__The exercise__: Lines containing the word "bitcoin" are to be located and copied.

__Supplied material__:

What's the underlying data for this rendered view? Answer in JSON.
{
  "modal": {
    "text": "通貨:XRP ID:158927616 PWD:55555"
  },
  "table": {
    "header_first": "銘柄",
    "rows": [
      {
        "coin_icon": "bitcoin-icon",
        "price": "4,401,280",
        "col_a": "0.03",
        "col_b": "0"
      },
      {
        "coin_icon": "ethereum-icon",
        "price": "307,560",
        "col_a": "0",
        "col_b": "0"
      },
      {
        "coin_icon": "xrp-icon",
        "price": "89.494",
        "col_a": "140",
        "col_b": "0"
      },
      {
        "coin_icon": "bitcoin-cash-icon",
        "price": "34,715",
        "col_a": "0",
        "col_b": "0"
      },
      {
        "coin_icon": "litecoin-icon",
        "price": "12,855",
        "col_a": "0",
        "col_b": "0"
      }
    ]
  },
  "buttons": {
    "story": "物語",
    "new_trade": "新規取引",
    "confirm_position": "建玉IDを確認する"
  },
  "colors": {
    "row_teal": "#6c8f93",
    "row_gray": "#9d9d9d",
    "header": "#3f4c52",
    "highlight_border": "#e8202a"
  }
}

__Result for this exercise__:
        "coin_icon": "bitcoin-icon",
        "coin_icon": "bitcoin-cash-icon",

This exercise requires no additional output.